# [SHORT EXERCISE]
Without the pictures, set down every line of the data exactly.

Chart and figure data:

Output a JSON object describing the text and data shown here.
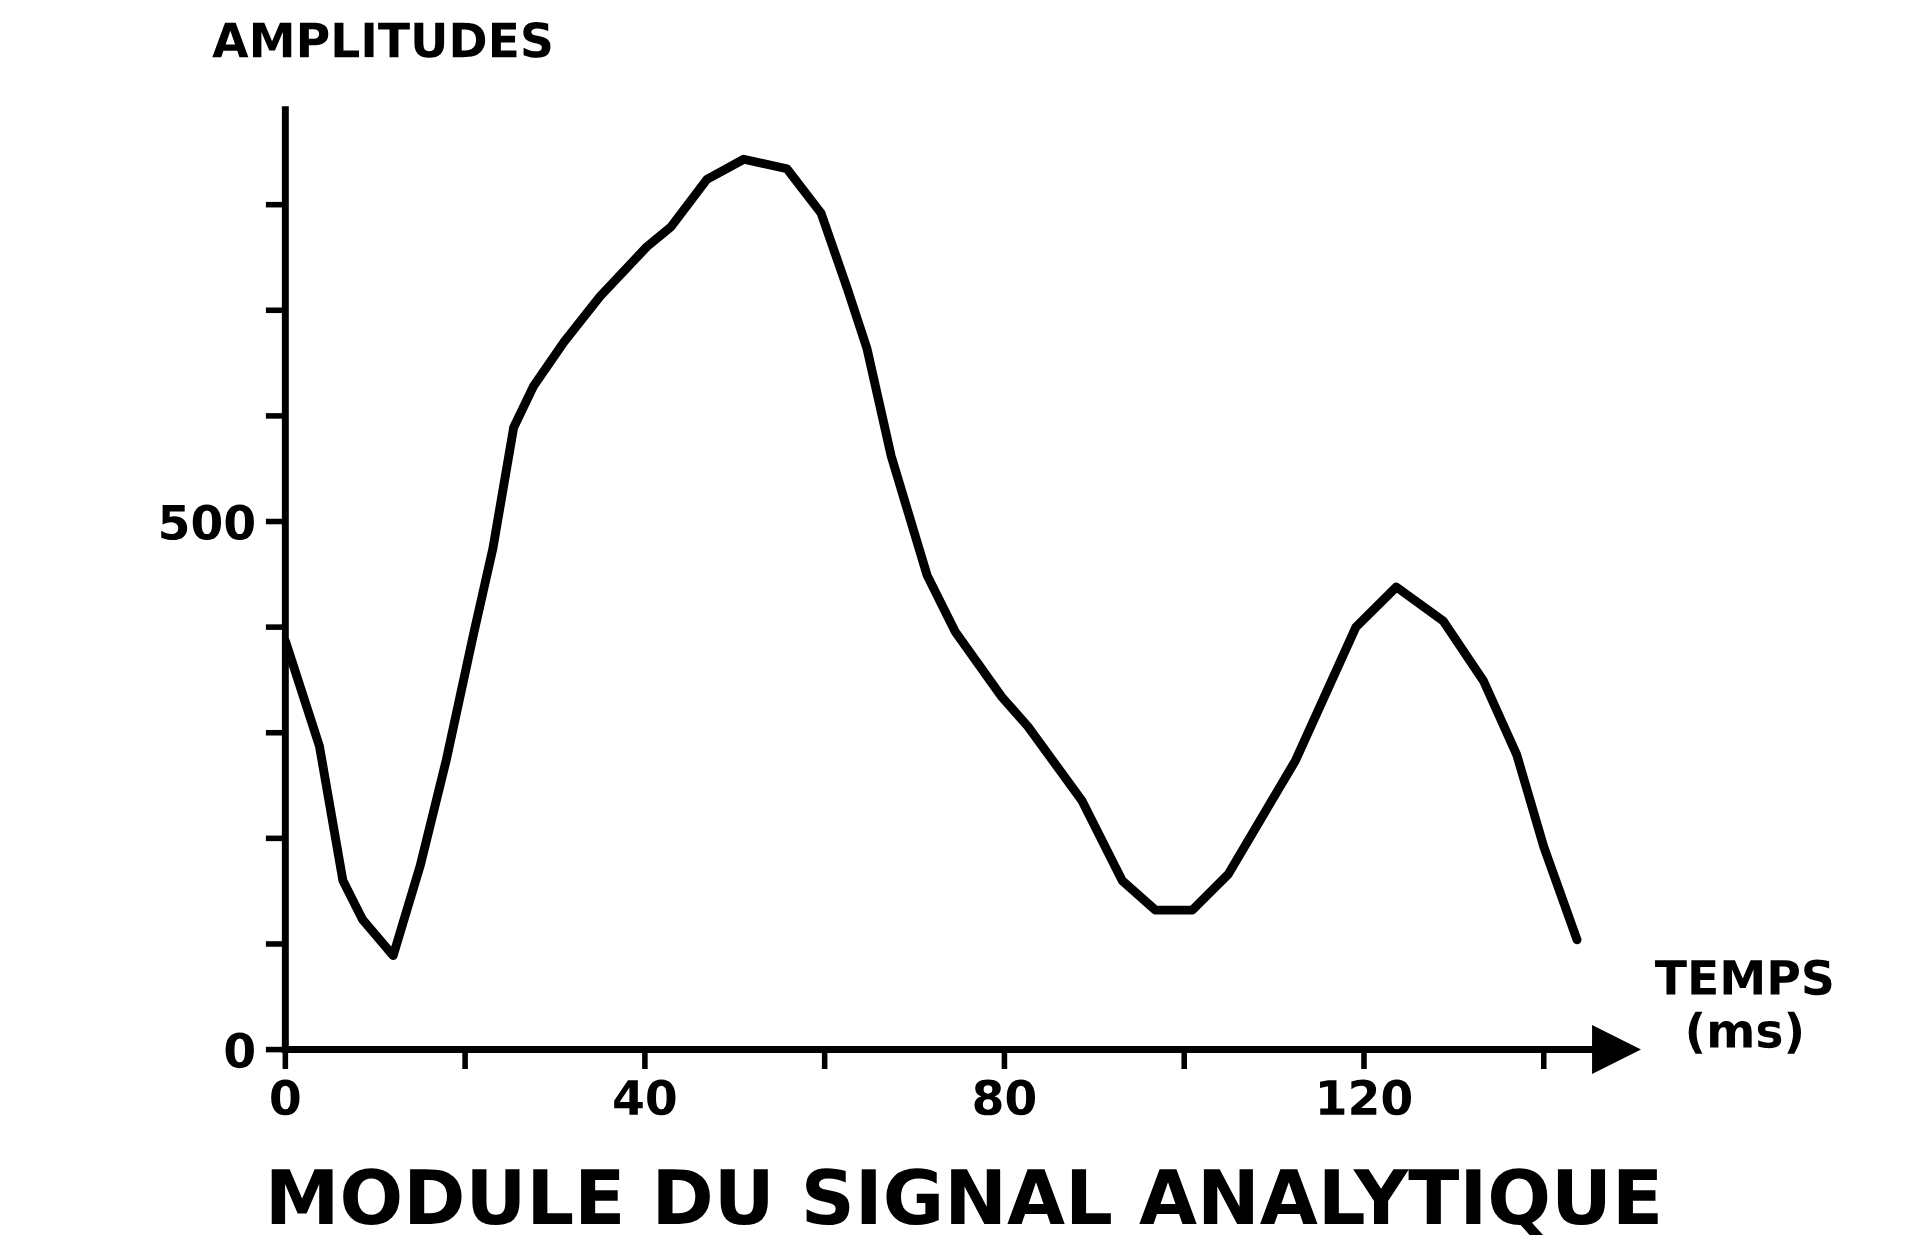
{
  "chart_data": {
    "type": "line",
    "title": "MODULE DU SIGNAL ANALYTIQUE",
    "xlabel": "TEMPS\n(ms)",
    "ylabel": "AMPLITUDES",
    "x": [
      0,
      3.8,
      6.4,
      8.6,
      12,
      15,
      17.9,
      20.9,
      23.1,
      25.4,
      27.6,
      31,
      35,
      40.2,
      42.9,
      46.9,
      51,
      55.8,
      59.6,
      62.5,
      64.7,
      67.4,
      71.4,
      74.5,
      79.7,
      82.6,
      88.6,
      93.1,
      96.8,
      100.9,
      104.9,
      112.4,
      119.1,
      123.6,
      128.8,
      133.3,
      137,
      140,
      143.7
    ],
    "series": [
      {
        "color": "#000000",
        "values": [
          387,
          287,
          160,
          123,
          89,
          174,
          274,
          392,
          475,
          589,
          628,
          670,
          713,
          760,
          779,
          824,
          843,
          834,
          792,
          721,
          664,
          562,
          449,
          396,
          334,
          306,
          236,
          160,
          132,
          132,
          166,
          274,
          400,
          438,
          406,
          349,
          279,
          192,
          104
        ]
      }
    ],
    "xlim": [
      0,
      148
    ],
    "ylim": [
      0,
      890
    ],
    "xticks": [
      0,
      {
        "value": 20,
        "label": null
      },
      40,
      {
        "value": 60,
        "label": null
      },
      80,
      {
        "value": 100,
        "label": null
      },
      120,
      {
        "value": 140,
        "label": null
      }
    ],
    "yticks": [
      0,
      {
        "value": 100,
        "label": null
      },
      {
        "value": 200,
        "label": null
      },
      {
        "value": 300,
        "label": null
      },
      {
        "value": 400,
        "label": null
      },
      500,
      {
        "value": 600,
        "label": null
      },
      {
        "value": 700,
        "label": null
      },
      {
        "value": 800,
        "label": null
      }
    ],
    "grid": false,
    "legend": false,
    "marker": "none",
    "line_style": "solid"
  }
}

# [SOLUTION BELOW]
Output a JSON object describing the text and data shown here.
{
  "chart_data": {
    "type": "line",
    "title": "MODULE DU SIGNAL ANALYTIQUE",
    "xlabel": "TEMPS\n(ms)",
    "ylabel": "AMPLITUDES",
    "x": [
      0,
      3.8,
      6.4,
      8.6,
      12,
      15,
      17.9,
      20.9,
      23.1,
      25.4,
      27.6,
      31,
      35,
      40.2,
      42.9,
      46.9,
      51,
      55.8,
      59.6,
      62.5,
      64.7,
      67.4,
      71.4,
      74.5,
      79.7,
      82.6,
      88.6,
      93.1,
      96.8,
      100.9,
      104.9,
      112.4,
      119.1,
      123.6,
      128.8,
      133.3,
      137,
      140,
      143.7
    ],
    "series": [
      {
        "color": "#000000",
        "values": [
          387,
          287,
          160,
          123,
          89,
          174,
          274,
          392,
          475,
          589,
          628,
          670,
          713,
          760,
          779,
          824,
          843,
          834,
          792,
          721,
          664,
          562,
          449,
          396,
          334,
          306,
          236,
          160,
          132,
          132,
          166,
          274,
          400,
          438,
          406,
          349,
          279,
          192,
          104
        ]
      }
    ],
    "xlim": [
      0,
      148
    ],
    "ylim": [
      0,
      890
    ],
    "xticks": [
      0,
      {
        "value": 20,
        "label": null
      },
      40,
      {
        "value": 60,
        "label": null
      },
      80,
      {
        "value": 100,
        "label": null
      },
      120,
      {
        "value": 140,
        "label": null
      }
    ],
    "yticks": [
      0,
      {
        "value": 100,
        "label": null
      },
      {
        "value": 200,
        "label": null
      },
      {
        "value": 300,
        "label": null
      },
      {
        "value": 400,
        "label": null
      },
      500,
      {
        "value": 600,
        "label": null
      },
      {
        "value": 700,
        "label": null
      },
      {
        "value": 800,
        "label": null
      }
    ],
    "grid": false,
    "legend": false,
    "marker": "none",
    "line_style": "solid"
  }
}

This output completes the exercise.